Return all the data below as it stands, minus the pictures.

- - - -

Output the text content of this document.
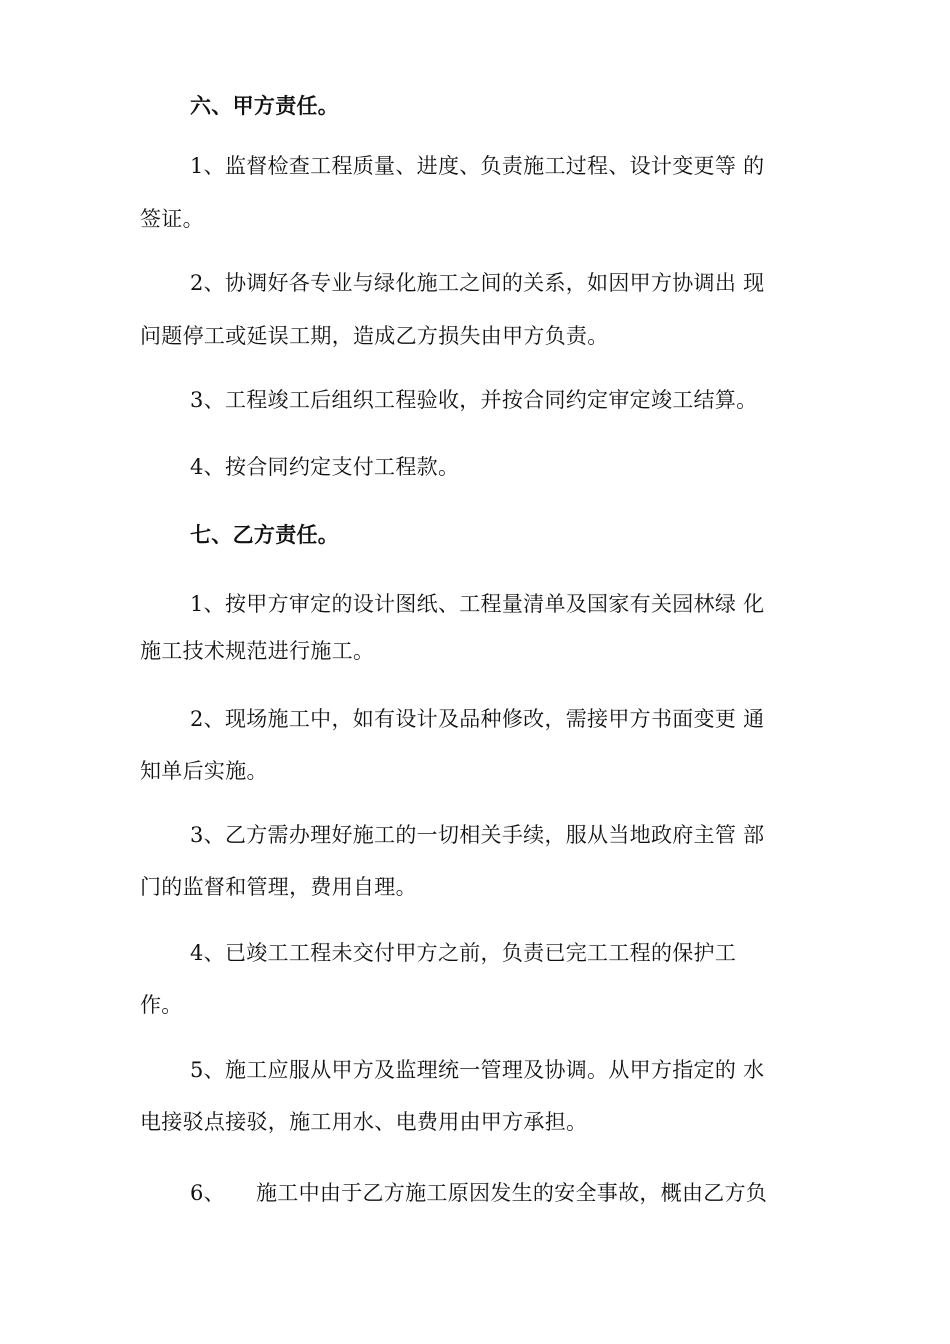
六、甲方责任。
1、监督检查工程质量、进度、负责施工过程、设计变更等 的
签证。
2、协调好各专业与绿化施工之间的关系，如因甲方协调出 现
问题停工或延误工期，造成乙方损失由甲方负责。
3、工程竣工后组织工程验收，并按合同约定审定竣工结算。
4、按合同约定支付工程款。
七、乙方责任。
1、按甲方审定的设计图纸、工程量清单及国家有关园林绿 化
施工技术规范进行施工。
2、现场施工中，如有设计及品种修改，需接甲方书面变更 通
知单后实施。
3、乙方需办理好施工的一切相关手续，服从当地政府主管 部
门的监督和管理，费用自理。
4、已竣工工程未交付甲方之前，负责已完工工程的保护工
作。
5、施工应服从甲方及监理统一管理及协调。从甲方指定的 水
电接驳点接驳，施工用水、电费用由甲方承担。
6、 施工中由于乙方施工原因发生的安全事故，概由乙方负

- - - -

> [RESPONSE TO THIS TASK]
Output the text content of this document.
六、甲方责任。
1、监督检查工程质量、进度、负责施工过程、设计变更等 的
签证。
2、协调好各专业与绿化施工之间的关系，如因甲方协调出 现
问题停工或延误工期，造成乙方损失由甲方负责。
3、工程竣工后组织工程验收，并按合同约定审定竣工结算。
4、按合同约定支付工程款。
七、乙方责任。
1、按甲方审定的设计图纸、工程量清单及国家有关园林绿 化
施工技术规范进行施工。
2、现场施工中，如有设计及品种修改，需接甲方书面变更 通
知单后实施。
3、乙方需办理好施工的一切相关手续，服从当地政府主管 部
门的监督和管理，费用自理。
4、已竣工工程未交付甲方之前，负责已完工工程的保护工
作。
5、施工应服从甲方及监理统一管理及协调。从甲方指定的 水
电接驳点接驳，施工用水、电费用由甲方承担。
6、 施工中由于乙方施工原因发生的安全事故，概由乙方负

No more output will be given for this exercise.